Problem description ▸
Your task is to give the number of lines in the listing that include "this", and nothing else.

Collected data entries:
· · · · · · ·

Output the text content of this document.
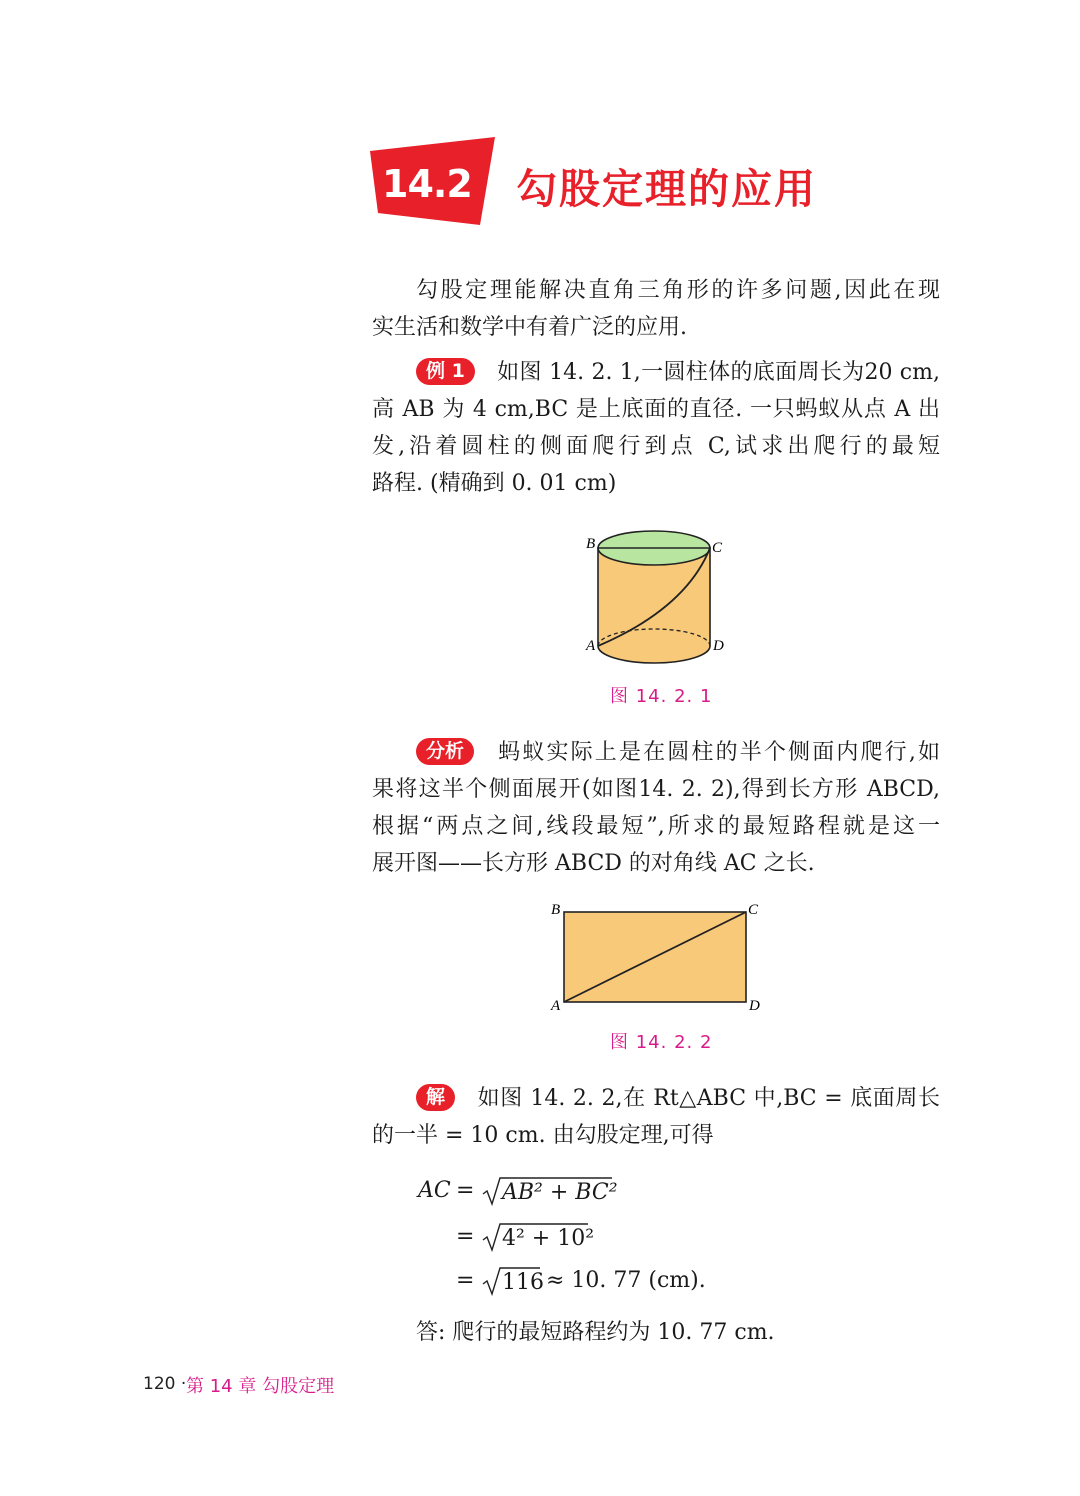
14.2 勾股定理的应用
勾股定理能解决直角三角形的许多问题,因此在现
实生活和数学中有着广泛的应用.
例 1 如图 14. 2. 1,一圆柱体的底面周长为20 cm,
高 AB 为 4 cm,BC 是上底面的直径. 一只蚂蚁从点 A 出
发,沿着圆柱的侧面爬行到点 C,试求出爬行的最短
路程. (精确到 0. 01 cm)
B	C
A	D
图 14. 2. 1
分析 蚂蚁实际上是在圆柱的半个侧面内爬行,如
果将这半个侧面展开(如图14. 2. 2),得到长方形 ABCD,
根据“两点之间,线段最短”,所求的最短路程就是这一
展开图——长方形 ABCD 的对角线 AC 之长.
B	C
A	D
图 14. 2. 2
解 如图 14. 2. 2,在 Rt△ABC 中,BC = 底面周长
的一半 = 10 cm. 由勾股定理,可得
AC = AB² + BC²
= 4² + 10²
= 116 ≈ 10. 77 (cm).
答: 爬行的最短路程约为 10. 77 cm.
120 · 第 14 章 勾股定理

· · · · · · ·

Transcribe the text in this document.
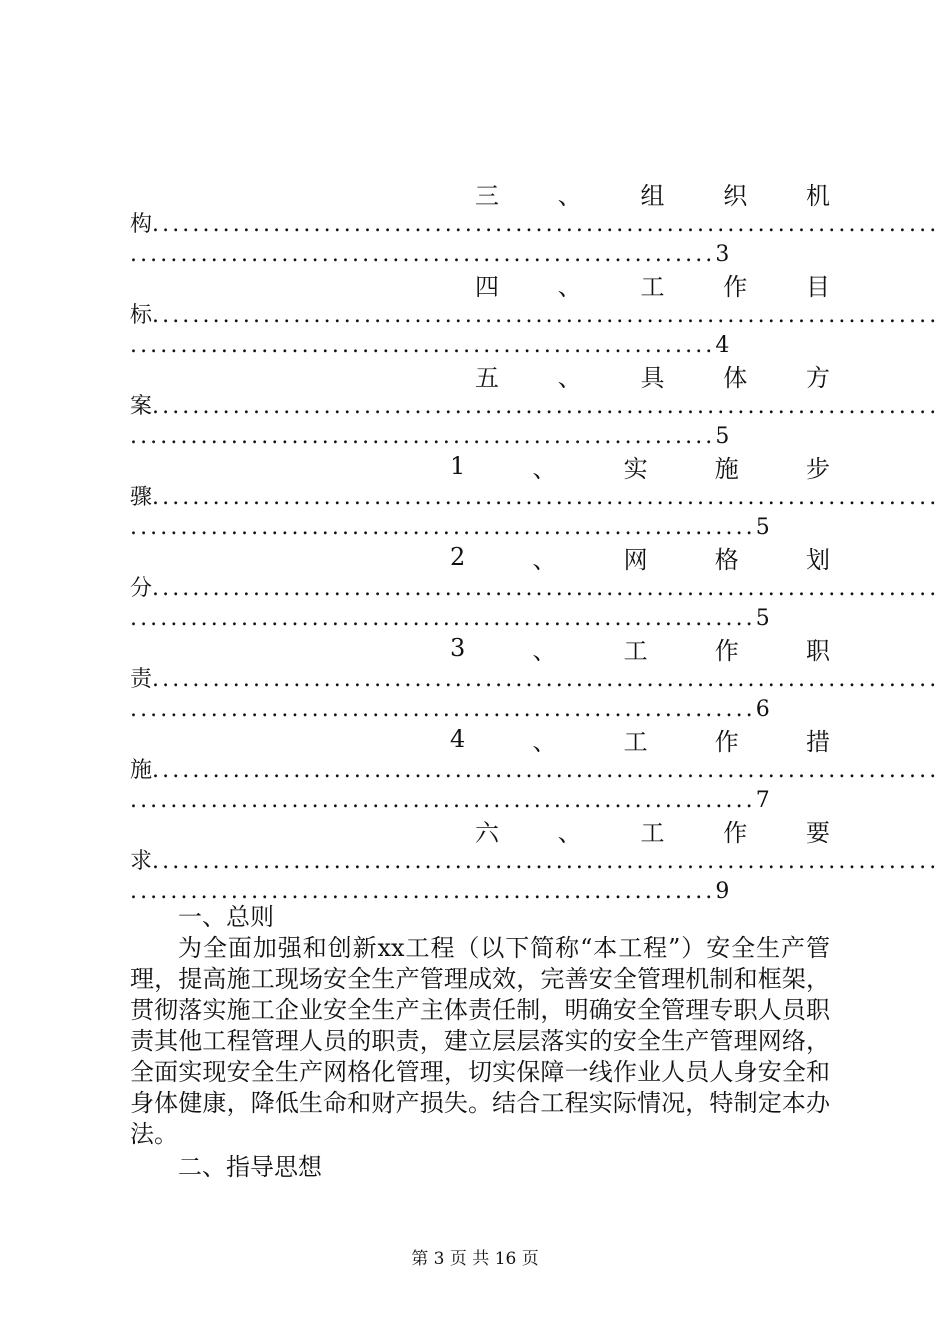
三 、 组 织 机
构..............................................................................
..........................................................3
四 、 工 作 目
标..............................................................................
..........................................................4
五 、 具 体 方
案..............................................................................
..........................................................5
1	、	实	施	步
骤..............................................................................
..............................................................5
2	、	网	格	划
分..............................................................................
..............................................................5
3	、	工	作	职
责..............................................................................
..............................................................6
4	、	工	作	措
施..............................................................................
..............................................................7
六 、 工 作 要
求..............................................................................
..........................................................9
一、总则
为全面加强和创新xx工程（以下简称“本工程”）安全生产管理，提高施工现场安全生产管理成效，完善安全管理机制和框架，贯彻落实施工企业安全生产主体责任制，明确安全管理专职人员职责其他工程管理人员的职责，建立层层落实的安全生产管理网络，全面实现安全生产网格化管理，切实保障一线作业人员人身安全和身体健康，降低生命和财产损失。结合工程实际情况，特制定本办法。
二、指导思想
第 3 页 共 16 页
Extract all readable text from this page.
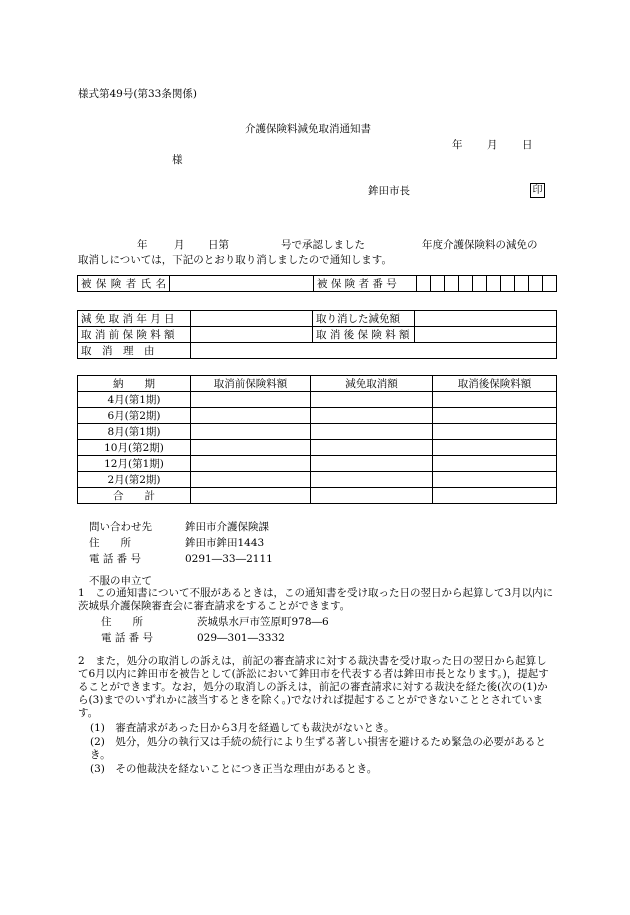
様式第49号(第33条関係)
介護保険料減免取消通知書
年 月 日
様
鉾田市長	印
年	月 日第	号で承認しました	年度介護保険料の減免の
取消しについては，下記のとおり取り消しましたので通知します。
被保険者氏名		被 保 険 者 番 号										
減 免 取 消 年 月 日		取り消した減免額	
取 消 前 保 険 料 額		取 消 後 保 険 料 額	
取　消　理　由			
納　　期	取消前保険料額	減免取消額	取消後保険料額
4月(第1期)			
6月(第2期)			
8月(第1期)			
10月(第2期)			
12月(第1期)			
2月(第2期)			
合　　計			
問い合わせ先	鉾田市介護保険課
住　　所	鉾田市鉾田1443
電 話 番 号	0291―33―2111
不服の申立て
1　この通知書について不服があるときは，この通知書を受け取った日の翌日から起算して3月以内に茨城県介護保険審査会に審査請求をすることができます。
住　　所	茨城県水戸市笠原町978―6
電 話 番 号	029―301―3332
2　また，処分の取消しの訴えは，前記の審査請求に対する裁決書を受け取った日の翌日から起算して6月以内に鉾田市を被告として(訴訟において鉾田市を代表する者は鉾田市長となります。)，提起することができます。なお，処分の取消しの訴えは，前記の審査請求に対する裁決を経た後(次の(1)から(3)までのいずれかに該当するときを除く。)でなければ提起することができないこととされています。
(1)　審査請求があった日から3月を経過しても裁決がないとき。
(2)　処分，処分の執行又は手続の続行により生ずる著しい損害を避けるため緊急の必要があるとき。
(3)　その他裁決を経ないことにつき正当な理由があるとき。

· · · · · · ·

Finished exercise ▸
3